Material to process
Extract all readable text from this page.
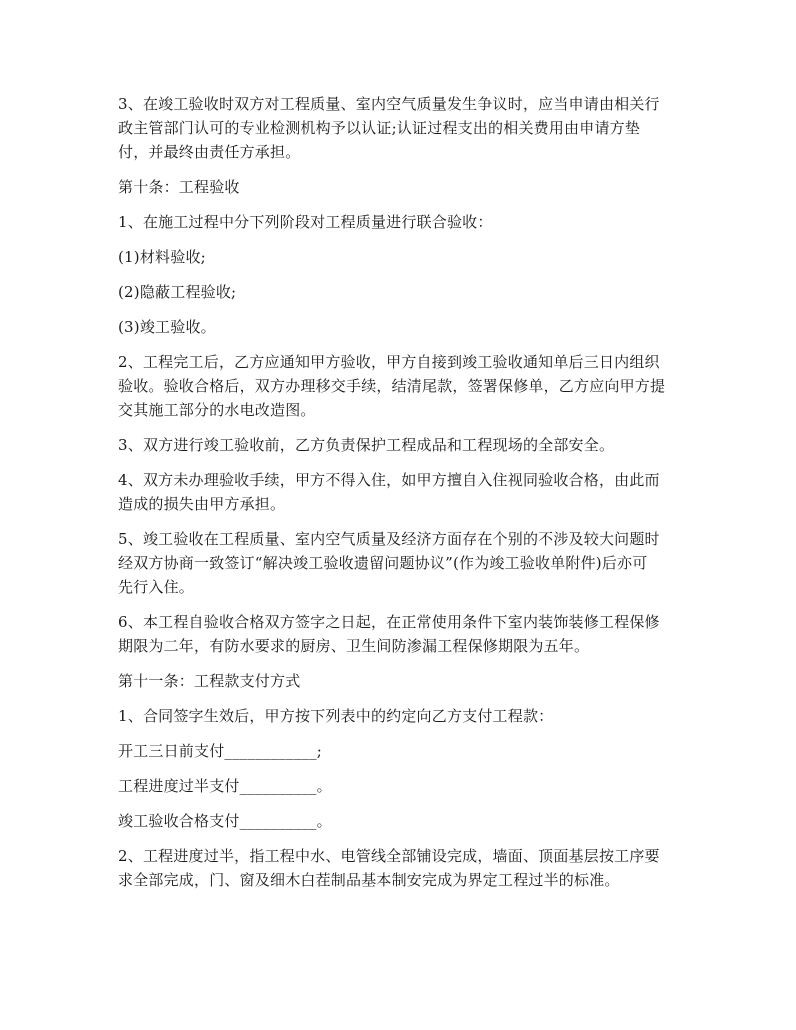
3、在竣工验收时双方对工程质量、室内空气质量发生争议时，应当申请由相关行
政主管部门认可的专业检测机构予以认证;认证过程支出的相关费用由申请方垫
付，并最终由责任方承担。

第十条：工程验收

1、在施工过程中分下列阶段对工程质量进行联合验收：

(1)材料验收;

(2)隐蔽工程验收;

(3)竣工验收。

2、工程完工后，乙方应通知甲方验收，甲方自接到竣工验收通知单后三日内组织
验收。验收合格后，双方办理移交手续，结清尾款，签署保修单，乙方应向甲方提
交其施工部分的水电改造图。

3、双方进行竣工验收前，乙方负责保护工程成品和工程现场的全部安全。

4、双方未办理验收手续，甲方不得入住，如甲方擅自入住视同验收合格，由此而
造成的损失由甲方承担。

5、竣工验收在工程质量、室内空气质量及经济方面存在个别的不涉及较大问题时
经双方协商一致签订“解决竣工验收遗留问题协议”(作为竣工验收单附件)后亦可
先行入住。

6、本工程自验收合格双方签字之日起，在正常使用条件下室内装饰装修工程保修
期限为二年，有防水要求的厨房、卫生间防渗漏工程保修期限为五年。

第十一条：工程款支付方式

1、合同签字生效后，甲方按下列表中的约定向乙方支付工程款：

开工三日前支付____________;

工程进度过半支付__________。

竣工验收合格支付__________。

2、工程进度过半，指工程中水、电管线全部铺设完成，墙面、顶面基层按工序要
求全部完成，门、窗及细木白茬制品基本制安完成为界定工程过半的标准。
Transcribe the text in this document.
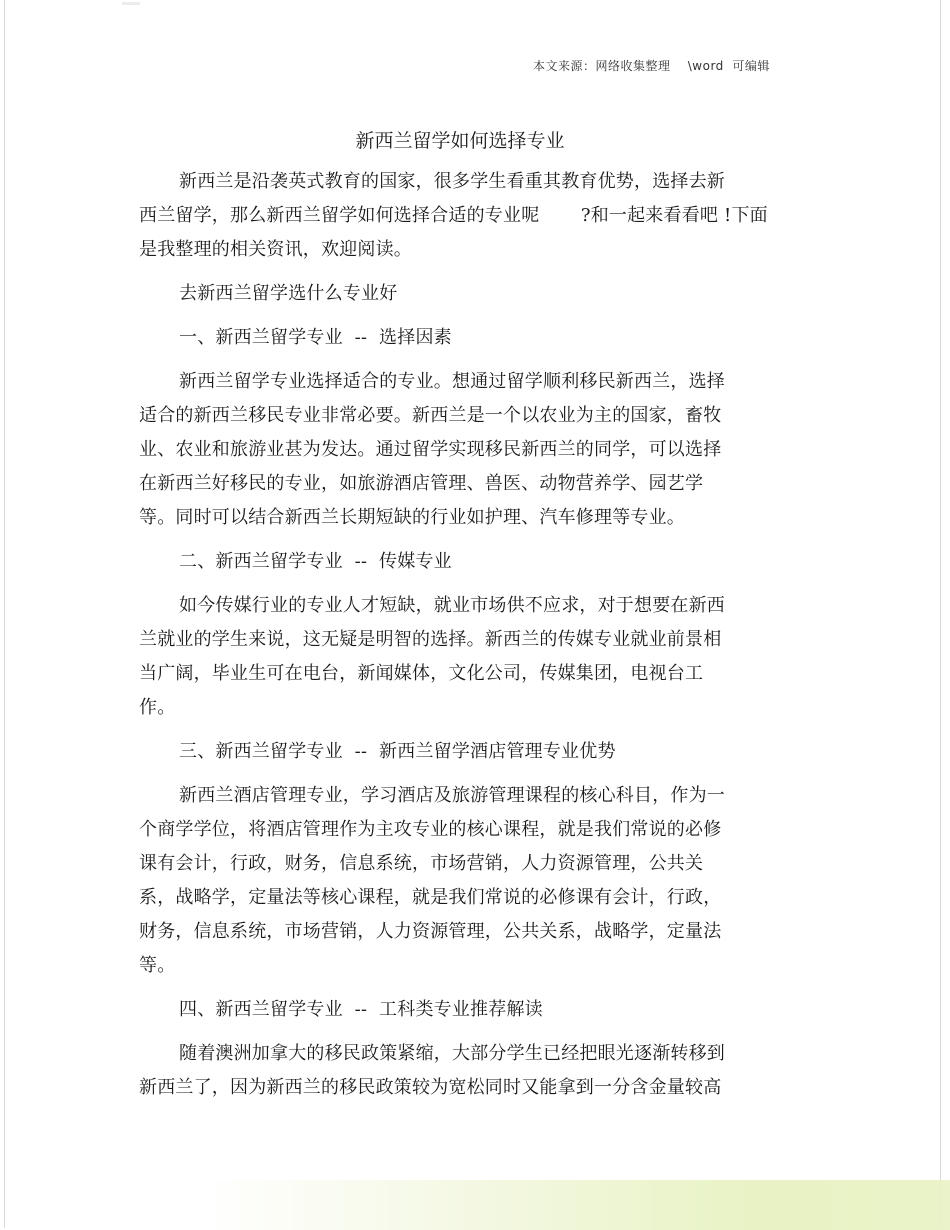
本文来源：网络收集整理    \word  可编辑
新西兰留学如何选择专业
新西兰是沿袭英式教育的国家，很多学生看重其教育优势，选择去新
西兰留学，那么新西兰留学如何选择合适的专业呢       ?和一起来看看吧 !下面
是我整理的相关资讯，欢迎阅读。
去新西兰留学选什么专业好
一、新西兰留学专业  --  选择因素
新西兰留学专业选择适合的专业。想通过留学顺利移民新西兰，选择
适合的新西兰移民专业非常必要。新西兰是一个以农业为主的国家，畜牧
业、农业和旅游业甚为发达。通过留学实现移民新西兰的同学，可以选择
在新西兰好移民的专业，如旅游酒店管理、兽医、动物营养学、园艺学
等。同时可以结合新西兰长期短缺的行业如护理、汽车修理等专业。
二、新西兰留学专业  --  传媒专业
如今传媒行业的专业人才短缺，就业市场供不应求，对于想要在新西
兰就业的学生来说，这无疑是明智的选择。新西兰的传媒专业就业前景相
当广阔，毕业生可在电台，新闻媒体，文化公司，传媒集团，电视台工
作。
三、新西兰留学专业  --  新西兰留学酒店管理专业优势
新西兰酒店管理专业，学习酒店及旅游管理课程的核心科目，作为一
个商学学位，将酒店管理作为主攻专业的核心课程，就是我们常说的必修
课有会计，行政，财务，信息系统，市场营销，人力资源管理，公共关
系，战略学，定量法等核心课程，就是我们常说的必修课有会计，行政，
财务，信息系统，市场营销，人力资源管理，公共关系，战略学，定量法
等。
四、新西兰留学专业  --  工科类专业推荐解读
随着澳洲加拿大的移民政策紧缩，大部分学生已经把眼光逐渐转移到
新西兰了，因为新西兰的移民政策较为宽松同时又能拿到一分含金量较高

Challenge
Return all of the entries word for word, but omit the pictures.

Result of this task
Extract all readable text from this page.
3、在竣工验收时双方对工程质量、室内空气质量发生争议时，应当申请由相关行
政主管部门认可的专业检测机构予以认证;认证过程支出的相关费用由申请方垫
付，并最终由责任方承担。

第十条：工程验收

1、在施工过程中分下列阶段对工程质量进行联合验收：

(1)材料验收;

(2)隐蔽工程验收;

(3)竣工验收。

2、工程完工后，乙方应通知甲方验收，甲方自接到竣工验收通知单后三日内组织
验收。验收合格后，双方办理移交手续，结清尾款，签署保修单，乙方应向甲方提
交其施工部分的水电改造图。

3、双方进行竣工验收前，乙方负责保护工程成品和工程现场的全部安全。

4、双方未办理验收手续，甲方不得入住，如甲方擅自入住视同验收合格，由此而
造成的损失由甲方承担。

5、竣工验收在工程质量、室内空气质量及经济方面存在个别的不涉及较大问题时
经双方协商一致签订“解决竣工验收遗留问题协议”(作为竣工验收单附件)后亦可
先行入住。

6、本工程自验收合格双方签字之日起，在正常使用条件下室内装饰装修工程保修
期限为二年，有防水要求的厨房、卫生间防渗漏工程保修期限为五年。

第十一条：工程款支付方式

1、合同签字生效后，甲方按下列表中的约定向乙方支付工程款：

开工三日前支付____________;

工程进度过半支付__________。

竣工验收合格支付__________。

2、工程进度过半，指工程中水、电管线全部铺设完成，墙面、顶面基层按工序要
求全部完成，门、窗及细木白茬制品基本制安完成为界定工程过半的标准。
Transcribe the text in this document.
本文来源：网络收集整理    \word  可编辑
新西兰留学如何选择专业
新西兰是沿袭英式教育的国家，很多学生看重其教育优势，选择去新
西兰留学，那么新西兰留学如何选择合适的专业呢       ?和一起来看看吧 !下面
是我整理的相关资讯，欢迎阅读。
去新西兰留学选什么专业好
一、新西兰留学专业  --  选择因素
新西兰留学专业选择适合的专业。想通过留学顺利移民新西兰，选择
适合的新西兰移民专业非常必要。新西兰是一个以农业为主的国家，畜牧
业、农业和旅游业甚为发达。通过留学实现移民新西兰的同学，可以选择
在新西兰好移民的专业，如旅游酒店管理、兽医、动物营养学、园艺学
等。同时可以结合新西兰长期短缺的行业如护理、汽车修理等专业。
二、新西兰留学专业  --  传媒专业
如今传媒行业的专业人才短缺，就业市场供不应求，对于想要在新西
兰就业的学生来说，这无疑是明智的选择。新西兰的传媒专业就业前景相
当广阔，毕业生可在电台，新闻媒体，文化公司，传媒集团，电视台工
作。
三、新西兰留学专业  --  新西兰留学酒店管理专业优势
新西兰酒店管理专业，学习酒店及旅游管理课程的核心科目，作为一
个商学学位，将酒店管理作为主攻专业的核心课程，就是我们常说的必修
课有会计，行政，财务，信息系统，市场营销，人力资源管理，公共关
系，战略学，定量法等核心课程，就是我们常说的必修课有会计，行政，
财务，信息系统，市场营销，人力资源管理，公共关系，战略学，定量法
等。
四、新西兰留学专业  --  工科类专业推荐解读
随着澳洲加拿大的移民政策紧缩，大部分学生已经把眼光逐渐转移到
新西兰了，因为新西兰的移民政策较为宽松同时又能拿到一分含金量较高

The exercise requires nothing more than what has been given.